— Start —

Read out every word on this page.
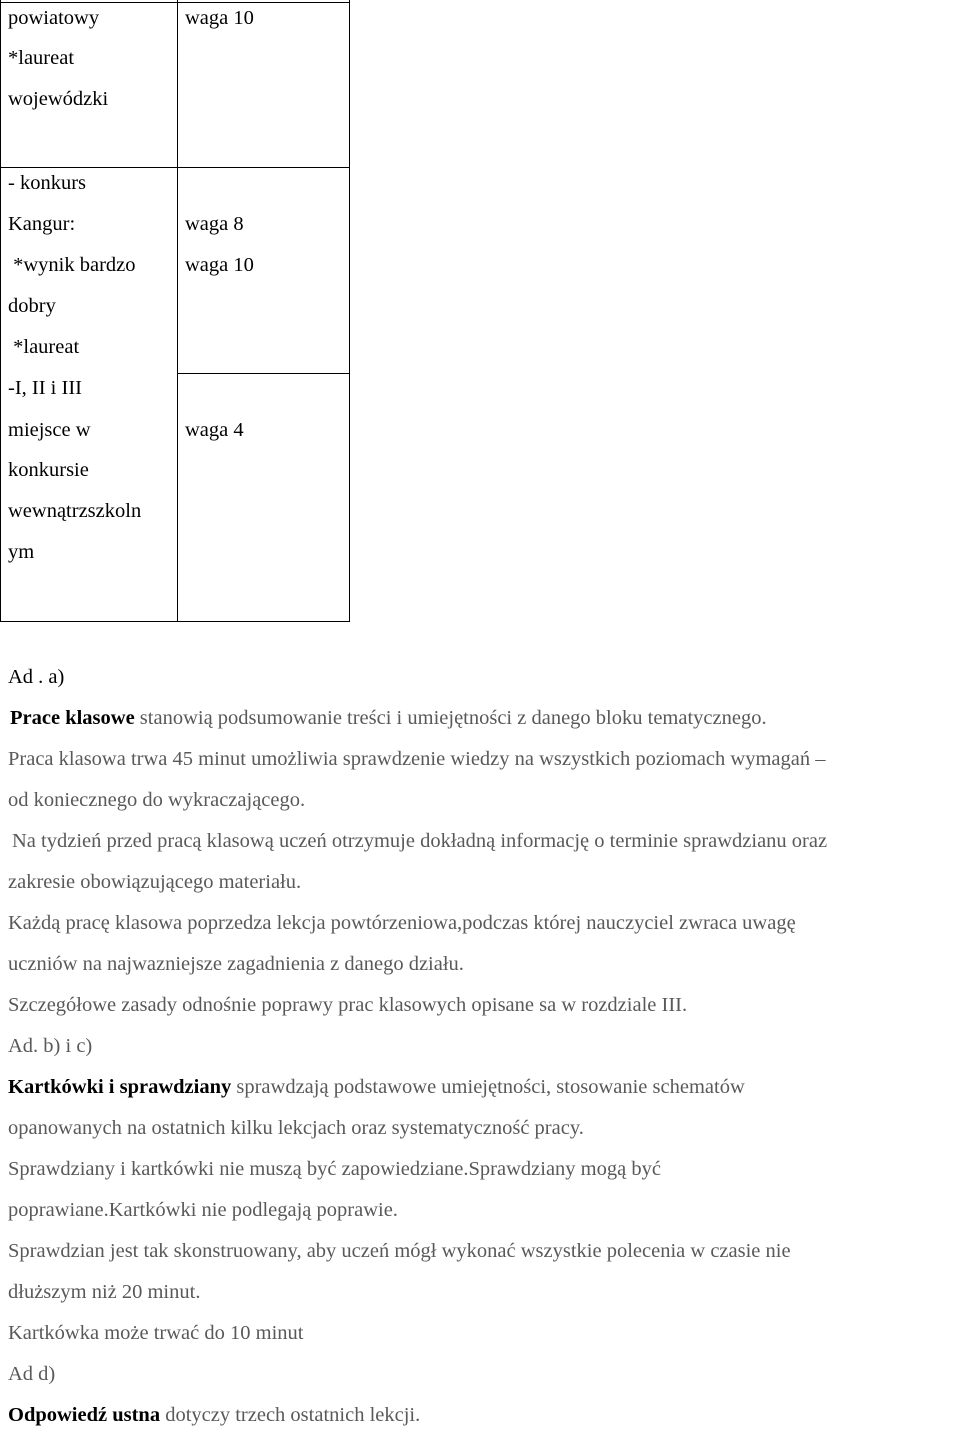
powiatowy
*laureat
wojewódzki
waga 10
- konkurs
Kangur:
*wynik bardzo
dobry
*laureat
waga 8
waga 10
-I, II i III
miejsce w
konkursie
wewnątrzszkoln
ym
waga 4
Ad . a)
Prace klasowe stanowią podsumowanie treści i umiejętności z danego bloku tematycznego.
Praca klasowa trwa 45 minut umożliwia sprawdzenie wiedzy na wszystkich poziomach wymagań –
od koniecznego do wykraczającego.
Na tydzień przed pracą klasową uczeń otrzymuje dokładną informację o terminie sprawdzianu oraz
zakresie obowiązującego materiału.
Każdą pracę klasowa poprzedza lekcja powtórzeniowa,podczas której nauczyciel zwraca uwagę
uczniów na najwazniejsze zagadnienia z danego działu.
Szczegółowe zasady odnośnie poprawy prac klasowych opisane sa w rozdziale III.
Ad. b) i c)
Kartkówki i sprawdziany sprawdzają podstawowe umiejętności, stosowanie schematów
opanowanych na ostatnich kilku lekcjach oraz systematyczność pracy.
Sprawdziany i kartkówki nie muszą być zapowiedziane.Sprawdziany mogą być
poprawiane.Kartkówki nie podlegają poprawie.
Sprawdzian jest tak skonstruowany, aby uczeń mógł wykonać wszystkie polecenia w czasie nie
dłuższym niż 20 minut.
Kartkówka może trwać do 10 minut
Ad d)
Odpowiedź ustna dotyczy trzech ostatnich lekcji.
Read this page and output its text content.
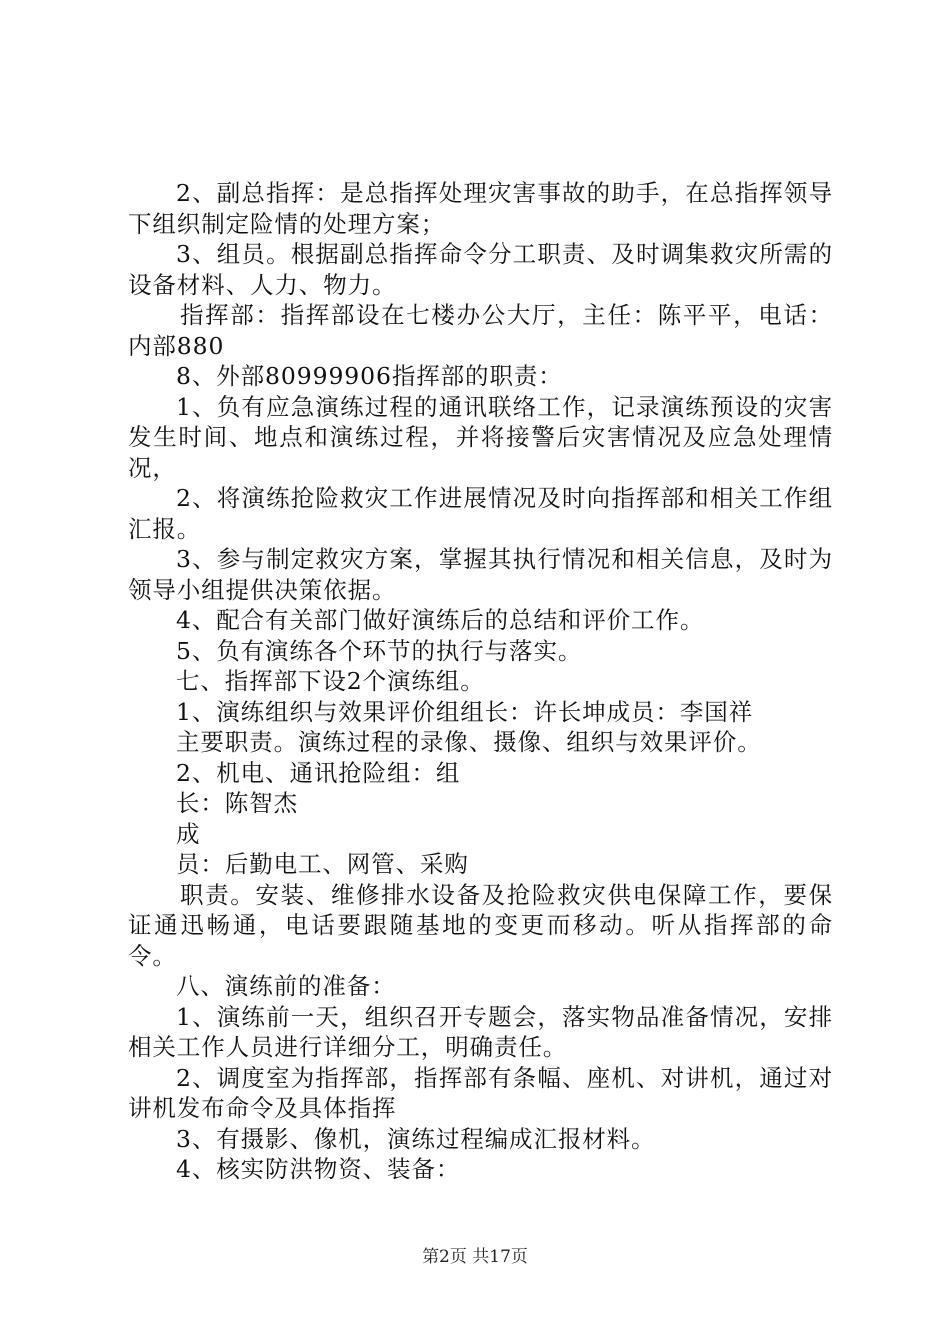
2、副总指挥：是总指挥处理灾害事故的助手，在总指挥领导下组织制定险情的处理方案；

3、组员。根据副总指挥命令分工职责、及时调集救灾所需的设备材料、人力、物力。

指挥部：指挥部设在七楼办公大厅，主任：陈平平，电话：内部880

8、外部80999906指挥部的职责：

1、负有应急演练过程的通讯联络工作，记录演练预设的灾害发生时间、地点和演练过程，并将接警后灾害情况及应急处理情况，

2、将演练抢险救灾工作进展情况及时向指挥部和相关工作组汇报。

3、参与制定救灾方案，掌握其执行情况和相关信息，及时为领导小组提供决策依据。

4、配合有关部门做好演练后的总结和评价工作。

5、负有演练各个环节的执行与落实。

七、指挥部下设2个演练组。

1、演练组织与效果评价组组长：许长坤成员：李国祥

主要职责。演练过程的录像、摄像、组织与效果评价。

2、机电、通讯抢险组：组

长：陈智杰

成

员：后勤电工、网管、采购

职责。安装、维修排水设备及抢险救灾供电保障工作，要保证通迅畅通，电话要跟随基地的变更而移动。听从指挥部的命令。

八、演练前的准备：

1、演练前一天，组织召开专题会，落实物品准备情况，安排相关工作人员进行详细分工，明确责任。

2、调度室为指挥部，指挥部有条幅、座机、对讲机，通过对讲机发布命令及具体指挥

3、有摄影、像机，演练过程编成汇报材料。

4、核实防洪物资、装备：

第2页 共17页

— End —
— Start —

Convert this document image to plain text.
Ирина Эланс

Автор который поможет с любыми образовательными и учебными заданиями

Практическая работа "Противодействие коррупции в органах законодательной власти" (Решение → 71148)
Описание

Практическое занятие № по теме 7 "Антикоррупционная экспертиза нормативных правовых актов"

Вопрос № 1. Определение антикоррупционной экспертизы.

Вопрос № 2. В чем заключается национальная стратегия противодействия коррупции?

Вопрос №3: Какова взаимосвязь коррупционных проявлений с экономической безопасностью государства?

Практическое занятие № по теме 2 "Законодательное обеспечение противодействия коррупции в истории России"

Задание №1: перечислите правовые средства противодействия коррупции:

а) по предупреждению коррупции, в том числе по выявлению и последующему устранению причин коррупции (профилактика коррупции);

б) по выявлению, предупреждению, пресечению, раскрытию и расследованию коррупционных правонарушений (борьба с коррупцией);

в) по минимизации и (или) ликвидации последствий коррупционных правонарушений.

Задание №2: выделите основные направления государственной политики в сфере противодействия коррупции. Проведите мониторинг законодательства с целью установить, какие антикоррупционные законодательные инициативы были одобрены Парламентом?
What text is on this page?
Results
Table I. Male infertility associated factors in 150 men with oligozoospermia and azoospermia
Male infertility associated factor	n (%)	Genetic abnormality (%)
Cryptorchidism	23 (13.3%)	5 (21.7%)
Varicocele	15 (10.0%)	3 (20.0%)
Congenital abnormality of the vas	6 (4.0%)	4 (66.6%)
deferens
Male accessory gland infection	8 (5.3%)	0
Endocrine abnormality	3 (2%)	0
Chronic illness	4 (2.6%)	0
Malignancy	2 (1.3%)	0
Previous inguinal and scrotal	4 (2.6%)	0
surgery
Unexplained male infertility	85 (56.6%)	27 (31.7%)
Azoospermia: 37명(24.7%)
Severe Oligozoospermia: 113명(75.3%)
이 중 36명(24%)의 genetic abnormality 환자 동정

— End —

Stated task:
Give the count of lines in the records that contain "ostatnich", and no other text.

Written solution:
2